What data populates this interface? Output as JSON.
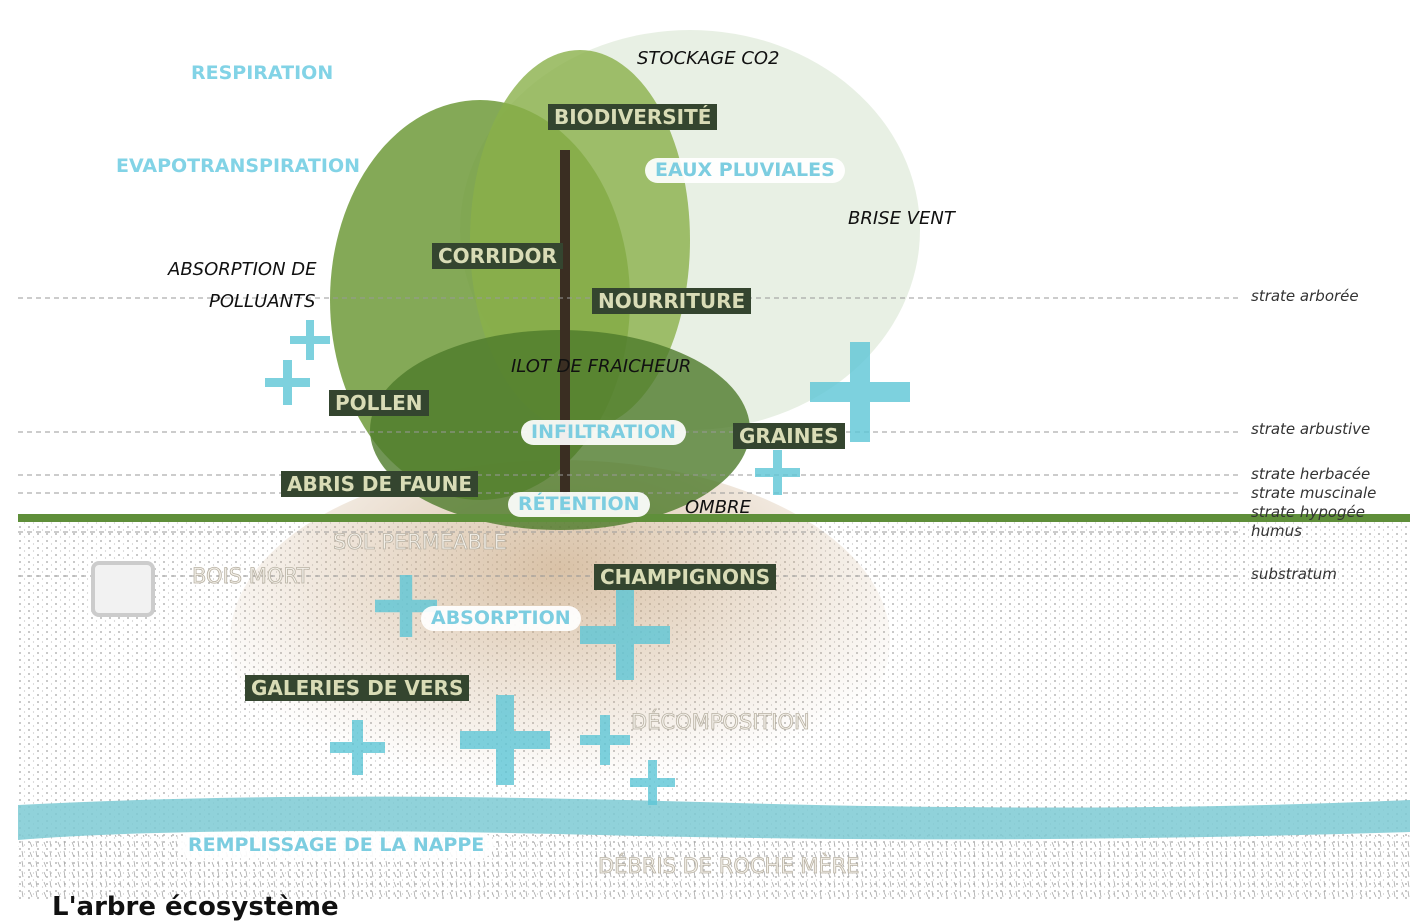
{
  "title": "L'arbre écosystème",
  "functions": {
    "respiration": "RESPIRATION",
    "evapotranspiration": "EVAPOTRANSPIRATION",
    "stockage_co2": "STOCKAGE CO2",
    "brise_vent": "BRISE VENT",
    "absorption_polluants": [
      "ABSORPTION DE",
      "POLLUANTS"
    ],
    "ilot_fraicheur": "ILOT DE FRAICHEUR",
    "ombre": "OMBRE"
  },
  "biodiversity": [
    "BIODIVERSITÉ",
    "CORRIDOR",
    "NOURRITURE",
    "POLLEN",
    "GRAINES",
    "ABRIS DE FAUNE",
    "CHAMPIGNONS",
    "GALERIES DE VERS"
  ],
  "water": [
    "EAUX PLUVIALES",
    "INFILTRATION",
    "RÉTENTION",
    "ABSORPTION",
    "REMPLISSAGE DE LA NAPPE"
  ],
  "soil": [
    "SOL PERMÉABLE",
    "BOIS MORT",
    "DÉCOMPOSITION",
    "DÉBRIS DE ROCHE MÈRE"
  ],
  "strata": [
    "strate arborée",
    "strate arbustive",
    "strate herbacée",
    "strate muscinale",
    "strate hypogée",
    "humus",
    "substratum"
  ]
}
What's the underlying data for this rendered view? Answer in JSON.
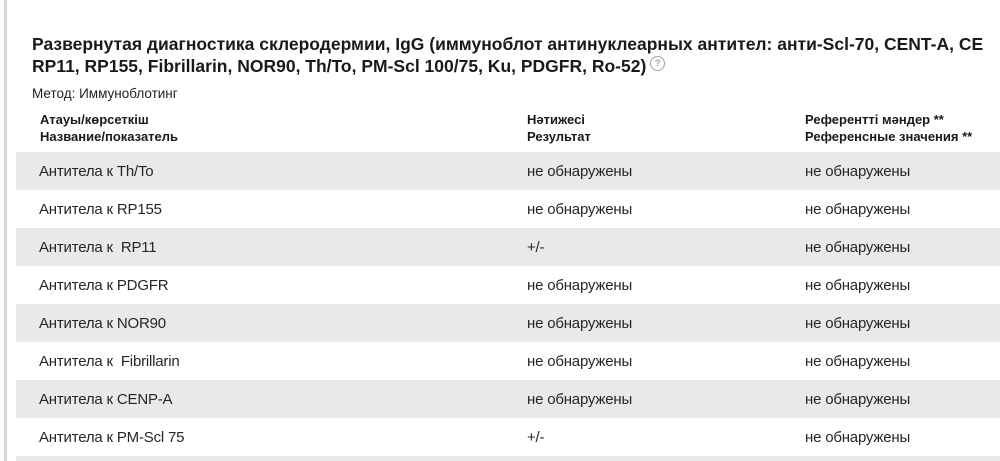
{
  "page": {
    "title_line1": "Развернутая диагностика склеродермии, IgG (иммуноблот антинуклеарных антител: анти-Scl-70, CENT-A, CE",
    "title_line2": "RP11, RP155, Fibrillarin, NOR90, Th/To, PM-Scl 100/75, Ku, PDGFR, Ro-52)",
    "help_icon_glyph": "?",
    "method_line": "Метод: Иммуноблотинг"
  },
  "colors": {
    "row_stripe_bg": "#e9e9e9",
    "page_edge": "#d7d7d7",
    "text_primary": "#1a1a1a"
  },
  "table": {
    "headers": {
      "name_kk": "Атауы/көрсеткіш",
      "name_ru": "Название/показатель",
      "result_kk": "Нәтижесі",
      "result_ru": "Результат",
      "reference_kk": "Референтті мәндер **",
      "reference_ru": "Референсные значения **"
    },
    "rows": [
      {
        "name": "Антитела к Th/To",
        "result": "не обнаружены",
        "reference": "не обнаружены"
      },
      {
        "name": "Антитела к RP155",
        "result": "не обнаружены",
        "reference": "не обнаружены"
      },
      {
        "name": "Антитела к  RP11",
        "result": "+/-",
        "reference": "не обнаружены"
      },
      {
        "name": "Антитела к PDGFR",
        "result": "не обнаружены",
        "reference": "не обнаружены"
      },
      {
        "name": "Антитела к NOR90",
        "result": "не обнаружены",
        "reference": "не обнаружены"
      },
      {
        "name": "Антитела к  Fibrillarin",
        "result": "не обнаружены",
        "reference": "не обнаружены"
      },
      {
        "name": "Антитела к CENP-A",
        "result": "не обнаружены",
        "reference": "не обнаружены"
      },
      {
        "name": "Антитела к PM-Scl 75",
        "result": "+/-",
        "reference": "не обнаружены"
      }
    ]
  }
}
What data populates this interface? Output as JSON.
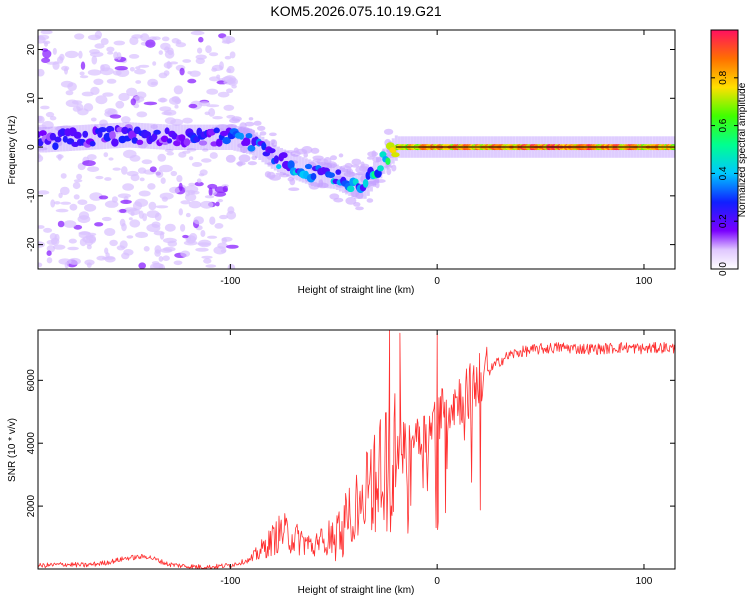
{
  "title": "KOM5.2026.075.10.19.G21",
  "chart_data": [
    {
      "type": "heatmap",
      "name": "spectrogram",
      "xlabel": "Height of straight line (km)",
      "ylabel": "Frequency (Hz)",
      "xlim": [
        -193,
        115
      ],
      "ylim": [
        -25,
        24
      ],
      "xticks": [
        -100,
        0,
        100
      ],
      "yticks": [
        -20,
        -10,
        0,
        10,
        20
      ],
      "colorbar": {
        "label": "Normalized spectral amplitude",
        "range": [
          0,
          1
        ],
        "ticks": [
          "0.0",
          "0.2",
          "0.4",
          "0.6",
          "0.8"
        ],
        "tick_values": [
          0.0,
          0.2,
          0.4,
          0.6,
          0.8
        ]
      },
      "ridge": {
        "x": [
          -190,
          -170,
          -150,
          -130,
          -110,
          -100,
          -90,
          -80,
          -70,
          -60,
          -50,
          -40,
          -35,
          -30,
          -25,
          -20,
          -10,
          0,
          20,
          40,
          60,
          80,
          100,
          115
        ],
        "frequency_hz": [
          1.5,
          2.0,
          2.5,
          2.0,
          2.0,
          2.0,
          1.0,
          -2.0,
          -4.0,
          -5.5,
          -6.0,
          -8.0,
          -8.0,
          -5.0,
          -2.0,
          0.0,
          0.0,
          0.0,
          0.0,
          0.0,
          0.0,
          0.0,
          0.0,
          0.0
        ],
        "amplitude": [
          0.25,
          0.25,
          0.25,
          0.25,
          0.28,
          0.32,
          0.35,
          0.38,
          0.4,
          0.38,
          0.4,
          0.42,
          0.45,
          0.5,
          0.6,
          0.75,
          0.82,
          0.9,
          0.85,
          0.88,
          0.92,
          0.88,
          0.85,
          0.8
        ]
      }
    },
    {
      "type": "line",
      "name": "snr",
      "xlabel": "Height of straight line (km)",
      "ylabel": "SNR (10 * v/v)",
      "xlim": [
        -193,
        115
      ],
      "ylim": [
        0,
        7600
      ],
      "xticks": [
        -100,
        0,
        100
      ],
      "yticks": [
        2000,
        4000,
        6000
      ],
      "color": "#ff3030",
      "series": [
        {
          "name": "SNR",
          "x": [
            -193,
            -180,
            -170,
            -160,
            -150,
            -140,
            -130,
            -120,
            -110,
            -100,
            -90,
            -85,
            -80,
            -75,
            -70,
            -65,
            -60,
            -55,
            -50,
            -45,
            -40,
            -35,
            -30,
            -25,
            -20,
            -15,
            -10,
            -5,
            0,
            5,
            10,
            15,
            20,
            25,
            30,
            35,
            40,
            50,
            60,
            70,
            80,
            90,
            100,
            110,
            115
          ],
          "y": [
            100,
            150,
            120,
            200,
            350,
            400,
            150,
            80,
            60,
            120,
            300,
            600,
            900,
            1200,
            1000,
            900,
            700,
            900,
            1100,
            1500,
            1900,
            2300,
            2900,
            3500,
            4000,
            3800,
            4400,
            4200,
            4900,
            5200,
            5400,
            5600,
            6000,
            6300,
            6600,
            6800,
            6900,
            7000,
            7050,
            7000,
            7000,
            7050,
            7000,
            7050,
            7000
          ]
        }
      ],
      "spikes": [
        {
          "x": -23,
          "y": 7600
        },
        {
          "x": -18,
          "y": 7500
        },
        {
          "x": 0,
          "y": 7500
        },
        {
          "x": 0.5,
          "y": 1500
        }
      ]
    }
  ]
}
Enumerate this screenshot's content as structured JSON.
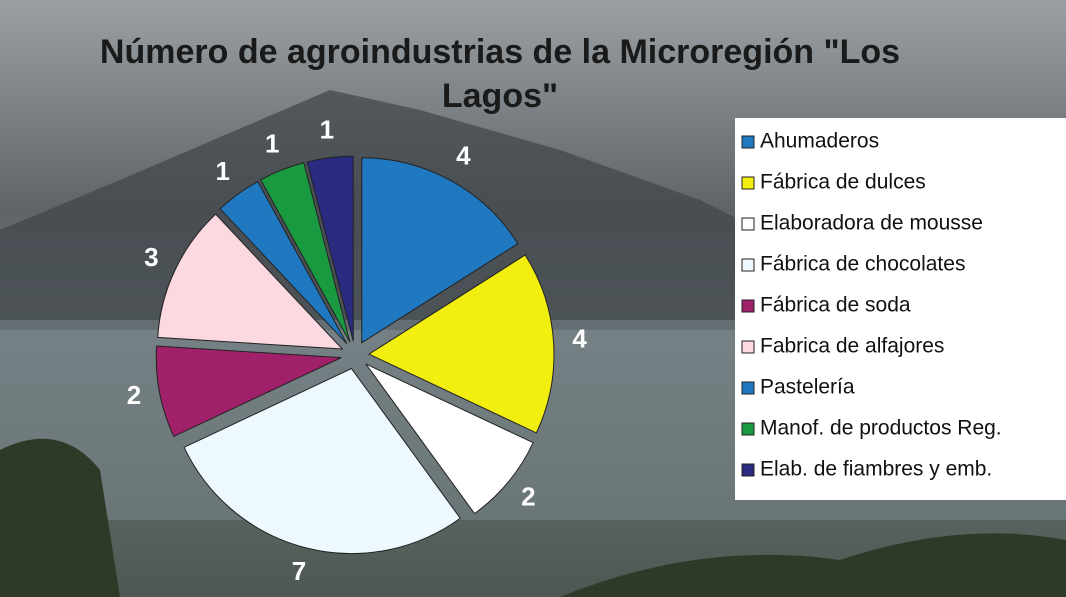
{
  "chart_data": {
    "type": "pie",
    "title": "Número de agroindustrias de la Microregión \"Los Lagos\"",
    "categories": [
      "Ahumaderos",
      "Fábrica de dulces",
      "Elaboradora de mousse",
      "Fábrica de chocolates",
      "Fábrica de soda",
      "Fabrica de alfajores",
      "Pastelería",
      "Manof. de productos Reg.",
      "Elab. de fiambres y emb."
    ],
    "values": [
      4,
      4,
      2,
      7,
      2,
      3,
      1,
      1,
      1
    ],
    "colors": [
      "#1f78c0",
      "#f2ee10",
      "#ffffff",
      "#eef8ff",
      "#a0206a",
      "#fcd8e0",
      "#1f78c0",
      "#1a9a40",
      "#2a2a80"
    ],
    "legend": "right"
  }
}
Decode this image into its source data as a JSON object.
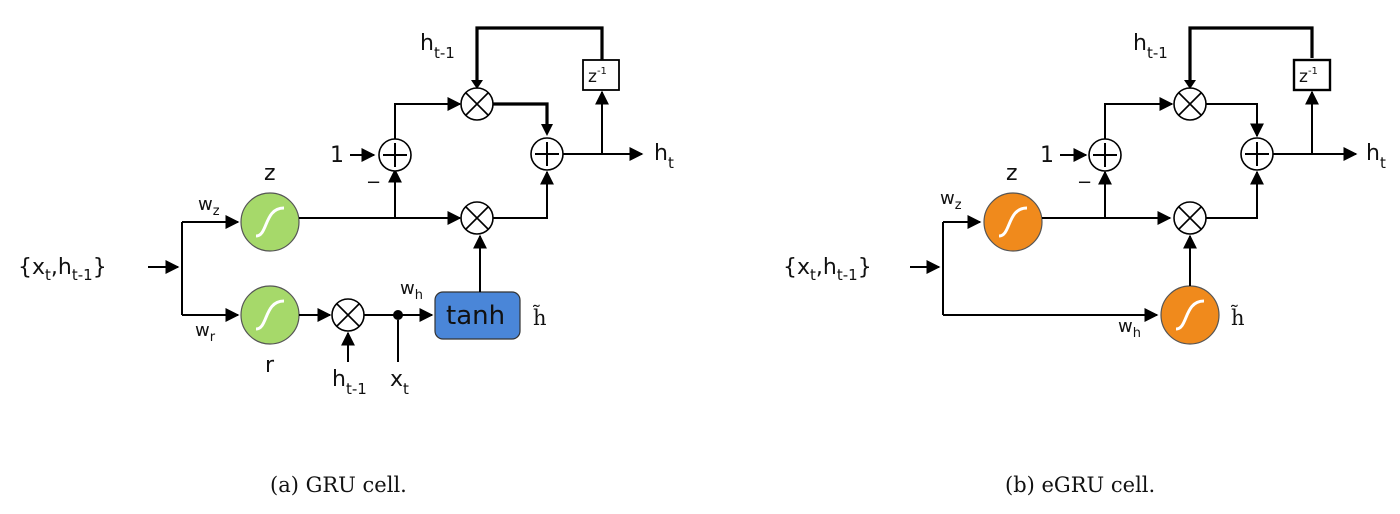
{
  "gru": {
    "input": "{x",
    "input_t": "t",
    "input_mid": ",h",
    "input_sub": "t-1",
    "input_end": "}",
    "wz": "w",
    "wz_sub": "z",
    "wr": "w",
    "wr_sub": "r",
    "wh": "w",
    "wh_sub": "h",
    "z_label": "z",
    "r_label": "r",
    "htilde": "h̃",
    "one": "1",
    "minus": "−",
    "tanh_label": "tanh",
    "delay": "z",
    "delay_sup": "-1",
    "h_prev_top": "h",
    "h_prev_top_sub": "t-1",
    "h_prev_bottom": "h",
    "h_prev_bottom_sub": "t-1",
    "x_t": "x",
    "x_t_sub": "t",
    "h_out": "h",
    "h_out_sub": "t",
    "caption": "(a) GRU cell."
  },
  "egru": {
    "input": "{x",
    "input_t": "t",
    "input_mid": ",h",
    "input_sub": "t-1",
    "input_end": "}",
    "wz": "w",
    "wz_sub": "z",
    "wh": "w",
    "wh_sub": "h",
    "z_label": "z",
    "htilde": "h̃",
    "one": "1",
    "minus": "−",
    "delay": "z",
    "delay_sup": "-1",
    "h_prev_top": "h",
    "h_prev_top_sub": "t-1",
    "h_out": "h",
    "h_out_sub": "t",
    "caption": "(b) eGRU cell."
  },
  "colors": {
    "gru_sigmoid": "#a6d96a",
    "egru_sigmoid": "#f08a1c",
    "tanh_box": "#4a86d8",
    "label_brown": "#8b5a2b",
    "wh_blue": "#3a6fc4",
    "w_orange": "#e8962c"
  },
  "icons": {
    "sigmoid": "sigmoid-curve-icon",
    "multiply": "circle-times-icon",
    "add": "circle-plus-icon",
    "delay": "delay-box-icon"
  }
}
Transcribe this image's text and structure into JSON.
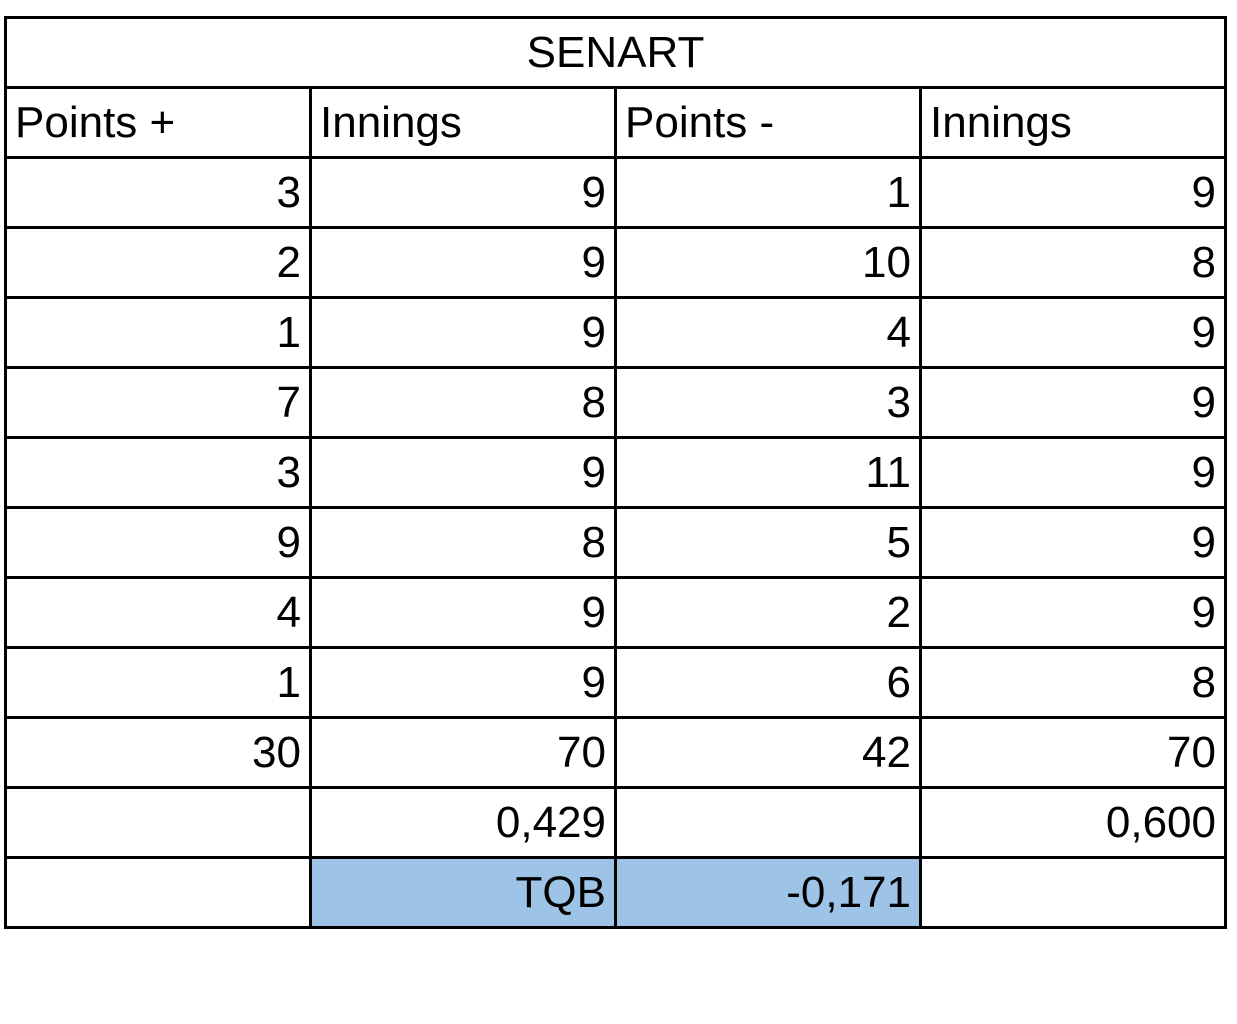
{
  "table": {
    "title": "SENART",
    "headers": [
      "Points +",
      "Innings",
      "Points -",
      "Innings"
    ],
    "rows": [
      [
        "3",
        "9",
        "1",
        "9"
      ],
      [
        "2",
        "9",
        "10",
        "8"
      ],
      [
        "1",
        "9",
        "4",
        "9"
      ],
      [
        "7",
        "8",
        "3",
        "9"
      ],
      [
        "3",
        "9",
        "11",
        "9"
      ],
      [
        "9",
        "8",
        "5",
        "9"
      ],
      [
        "4",
        "9",
        "2",
        "9"
      ],
      [
        "1",
        "9",
        "6",
        "8"
      ]
    ],
    "totals": [
      "30",
      "70",
      "42",
      "70"
    ],
    "ratios": [
      "",
      "0,429",
      "",
      "0,600"
    ],
    "result": {
      "label": "TQB",
      "value": "-0,171"
    }
  },
  "colors": {
    "highlight": "#9dc3e6",
    "border": "#000000"
  }
}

## Problem requirements
Scan the listing above for the word "into" and copy every line that holds it.

## Response below
Decode this image into its source data as a JSON object.
Transcribe this image's text and structure into JSON.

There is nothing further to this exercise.